* _THINGS TO DO_:
**1.** Answer the following from the ext4 mount options post:
(a) By around what percentage does the post say the added mount options boosted the rails test suite running time?
(b) What full command does the post give for setting journal_data_writeback?
(c) What are the fifth and sixth entries of the fstab line for?
**2.** Reproduce the stretch of the ext4 mount options post from "Change the options" through "the FS? crazy!".

* _TEXT_:
######

SmartLogic Logo (443) 451-3001

The SmartLogic Blog

SmartLogic is a web and mobile product development studio based in Baltimore. Contact us for help building your product or visit our website to learn more about what we do.

Mount options to improve ext4 file system performance

June 4th, 2009 by

I recently boosted my rails test suite running time by around 30% by adding certain mount options for my ext4 partition (works for ext3 too). I thought I’d blog about it because the first time I tried my system wouldn’t boot! So here are the step by step instructions:

2) Run:
> tune2fs -o journal_data_writeback /dev/sdXY
Where /dev/sdXY is replaced by the partition that you want to boost

4) Edit fstab

> nano -w /mnt/sdXY/etc/fstab

Find the line that references sdXY. It will look something like:

# /dev/sda2
UUID=be2f0ac2-4683-4550-bcd1-704a1a840b3e / ext4 relatime,errors=remount-ro 0 1

The first entry is the UUID (although on your system this could just be /dev/sdXY). The second entry is the path (/ for me). Third is the fstype (ext3/4). Fourth are the options. Fifth is for dump and sixth is pass. See man fstab(5) for more info.

Change the options to:

noatime,data=writeback,barrier=0,nobh,errors=remount-ro

(you can leave all of yours in place, if they weren’t the same as mine.

The main ones are replacing atime/relatime with noatime. This causes the FS to not write read-times to a file when read. Think about it. Writing to the FS for every read of the FS? crazy!

######

Spatial layout entries:
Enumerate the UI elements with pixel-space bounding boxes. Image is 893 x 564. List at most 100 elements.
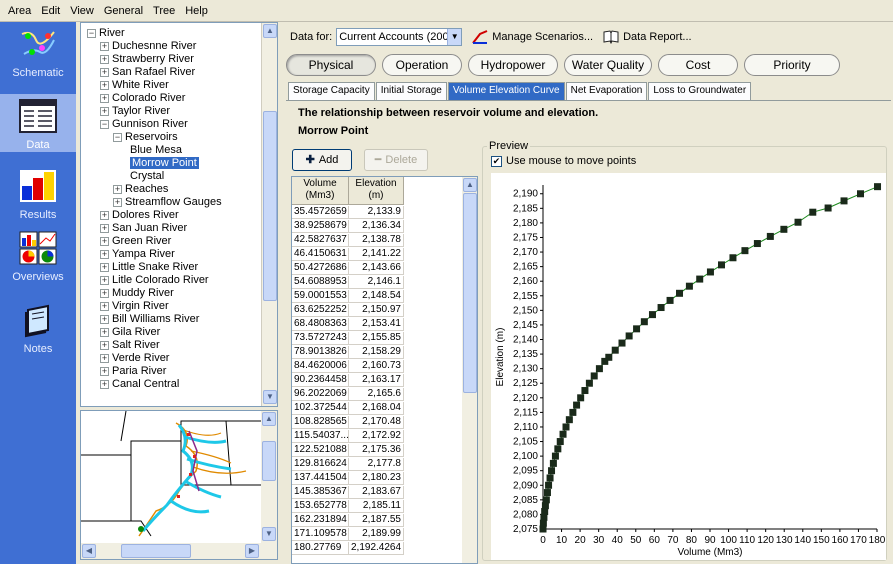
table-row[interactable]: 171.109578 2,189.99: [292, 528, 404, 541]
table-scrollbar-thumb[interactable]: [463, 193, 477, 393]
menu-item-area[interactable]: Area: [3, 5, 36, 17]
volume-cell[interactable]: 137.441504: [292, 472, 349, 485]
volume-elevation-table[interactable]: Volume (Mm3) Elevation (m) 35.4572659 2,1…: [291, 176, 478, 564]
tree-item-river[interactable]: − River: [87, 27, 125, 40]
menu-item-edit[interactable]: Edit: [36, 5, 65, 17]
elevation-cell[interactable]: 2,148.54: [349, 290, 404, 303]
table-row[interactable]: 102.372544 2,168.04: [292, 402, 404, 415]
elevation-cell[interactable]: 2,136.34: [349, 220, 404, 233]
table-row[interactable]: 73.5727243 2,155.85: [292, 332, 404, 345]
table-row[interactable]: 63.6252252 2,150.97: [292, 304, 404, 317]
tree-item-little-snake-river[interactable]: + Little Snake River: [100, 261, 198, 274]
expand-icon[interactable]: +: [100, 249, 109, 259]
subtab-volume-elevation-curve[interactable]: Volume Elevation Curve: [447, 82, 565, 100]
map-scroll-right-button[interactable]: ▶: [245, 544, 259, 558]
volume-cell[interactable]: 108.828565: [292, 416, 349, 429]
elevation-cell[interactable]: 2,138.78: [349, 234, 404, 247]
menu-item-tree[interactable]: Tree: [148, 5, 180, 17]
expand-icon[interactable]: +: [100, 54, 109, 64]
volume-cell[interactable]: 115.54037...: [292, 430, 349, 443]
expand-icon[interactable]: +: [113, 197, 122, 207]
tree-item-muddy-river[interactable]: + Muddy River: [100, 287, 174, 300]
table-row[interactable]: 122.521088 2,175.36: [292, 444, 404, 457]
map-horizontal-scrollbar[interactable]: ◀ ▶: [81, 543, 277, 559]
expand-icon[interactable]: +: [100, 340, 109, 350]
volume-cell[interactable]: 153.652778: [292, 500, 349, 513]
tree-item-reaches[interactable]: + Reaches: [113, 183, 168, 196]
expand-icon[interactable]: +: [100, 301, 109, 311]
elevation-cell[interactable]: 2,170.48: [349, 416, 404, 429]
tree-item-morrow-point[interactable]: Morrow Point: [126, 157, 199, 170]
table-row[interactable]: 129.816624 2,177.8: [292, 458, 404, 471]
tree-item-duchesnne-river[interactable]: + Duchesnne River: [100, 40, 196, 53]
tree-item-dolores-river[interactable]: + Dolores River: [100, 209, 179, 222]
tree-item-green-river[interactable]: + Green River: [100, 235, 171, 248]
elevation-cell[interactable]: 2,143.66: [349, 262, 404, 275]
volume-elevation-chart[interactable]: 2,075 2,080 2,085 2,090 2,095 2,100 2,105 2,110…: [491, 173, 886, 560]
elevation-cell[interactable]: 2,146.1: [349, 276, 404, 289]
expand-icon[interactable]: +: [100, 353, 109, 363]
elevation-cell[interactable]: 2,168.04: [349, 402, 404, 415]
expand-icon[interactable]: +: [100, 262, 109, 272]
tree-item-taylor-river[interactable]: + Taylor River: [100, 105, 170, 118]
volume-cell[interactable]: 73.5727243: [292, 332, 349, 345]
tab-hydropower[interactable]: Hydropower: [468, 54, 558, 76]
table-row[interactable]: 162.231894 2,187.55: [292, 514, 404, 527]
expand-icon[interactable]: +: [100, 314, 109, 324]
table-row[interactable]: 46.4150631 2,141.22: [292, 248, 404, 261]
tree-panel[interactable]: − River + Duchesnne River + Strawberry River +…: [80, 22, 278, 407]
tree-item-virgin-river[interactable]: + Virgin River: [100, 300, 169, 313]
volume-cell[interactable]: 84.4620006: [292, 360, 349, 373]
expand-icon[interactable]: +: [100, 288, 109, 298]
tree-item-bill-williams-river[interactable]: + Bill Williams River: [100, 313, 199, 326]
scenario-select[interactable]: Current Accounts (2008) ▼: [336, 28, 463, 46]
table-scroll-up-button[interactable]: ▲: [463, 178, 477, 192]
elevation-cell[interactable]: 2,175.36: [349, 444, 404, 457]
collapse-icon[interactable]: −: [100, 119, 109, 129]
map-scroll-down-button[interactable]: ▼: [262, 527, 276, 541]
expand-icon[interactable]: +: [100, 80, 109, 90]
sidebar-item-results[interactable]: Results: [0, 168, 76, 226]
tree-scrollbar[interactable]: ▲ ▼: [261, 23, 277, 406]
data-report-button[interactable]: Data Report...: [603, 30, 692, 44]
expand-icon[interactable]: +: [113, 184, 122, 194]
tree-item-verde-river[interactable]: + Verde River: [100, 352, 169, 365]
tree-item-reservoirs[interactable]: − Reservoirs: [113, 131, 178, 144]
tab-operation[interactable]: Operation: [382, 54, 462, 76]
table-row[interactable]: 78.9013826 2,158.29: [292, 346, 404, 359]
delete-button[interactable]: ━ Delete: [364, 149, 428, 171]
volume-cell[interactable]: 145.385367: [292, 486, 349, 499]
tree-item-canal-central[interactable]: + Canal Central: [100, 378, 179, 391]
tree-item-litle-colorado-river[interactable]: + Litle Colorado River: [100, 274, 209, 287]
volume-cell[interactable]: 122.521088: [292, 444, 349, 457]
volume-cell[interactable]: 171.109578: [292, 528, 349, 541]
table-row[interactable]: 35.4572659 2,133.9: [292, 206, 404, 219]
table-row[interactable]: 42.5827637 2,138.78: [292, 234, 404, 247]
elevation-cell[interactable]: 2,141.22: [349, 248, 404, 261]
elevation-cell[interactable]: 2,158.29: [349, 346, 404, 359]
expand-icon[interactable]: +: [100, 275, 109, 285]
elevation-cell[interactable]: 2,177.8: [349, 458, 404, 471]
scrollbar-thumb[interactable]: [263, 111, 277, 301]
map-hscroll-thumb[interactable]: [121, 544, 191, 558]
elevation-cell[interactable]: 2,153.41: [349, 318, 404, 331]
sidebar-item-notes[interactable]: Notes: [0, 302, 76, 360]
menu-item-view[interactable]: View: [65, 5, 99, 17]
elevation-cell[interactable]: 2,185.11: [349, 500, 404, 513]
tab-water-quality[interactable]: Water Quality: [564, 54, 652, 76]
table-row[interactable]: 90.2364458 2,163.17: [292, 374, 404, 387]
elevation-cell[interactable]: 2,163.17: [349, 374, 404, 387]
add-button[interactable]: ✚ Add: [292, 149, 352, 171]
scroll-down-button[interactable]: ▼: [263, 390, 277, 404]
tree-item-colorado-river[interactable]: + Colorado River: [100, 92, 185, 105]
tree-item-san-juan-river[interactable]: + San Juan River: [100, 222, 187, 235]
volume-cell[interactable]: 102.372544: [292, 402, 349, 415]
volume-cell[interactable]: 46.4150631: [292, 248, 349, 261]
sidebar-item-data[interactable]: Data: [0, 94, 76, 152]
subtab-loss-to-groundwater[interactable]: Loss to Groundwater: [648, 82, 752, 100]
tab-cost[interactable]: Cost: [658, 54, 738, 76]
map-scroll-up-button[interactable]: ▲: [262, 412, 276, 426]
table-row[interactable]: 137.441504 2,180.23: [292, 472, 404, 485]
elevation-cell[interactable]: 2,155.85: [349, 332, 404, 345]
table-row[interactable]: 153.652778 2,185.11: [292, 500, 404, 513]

######

* _THE REPLIES_:
**1.**
(a) Around 30%.
(b) tune2fs -o journal_data_writeback /dev/sdXY
(c) The fifth is for dump and the sixth is pass.

**2.**
Change the options to:

noatime,data=writeback,barrier=0,nobh,errors=remount-ro

(you can leave all of yours in place, if they weren’t the same as mine.

The main ones are replacing atime/relatime with noatime. This causes the FS to not write read-times to a file when read. Think about it. Writing to the FS for every read of the FS? crazy!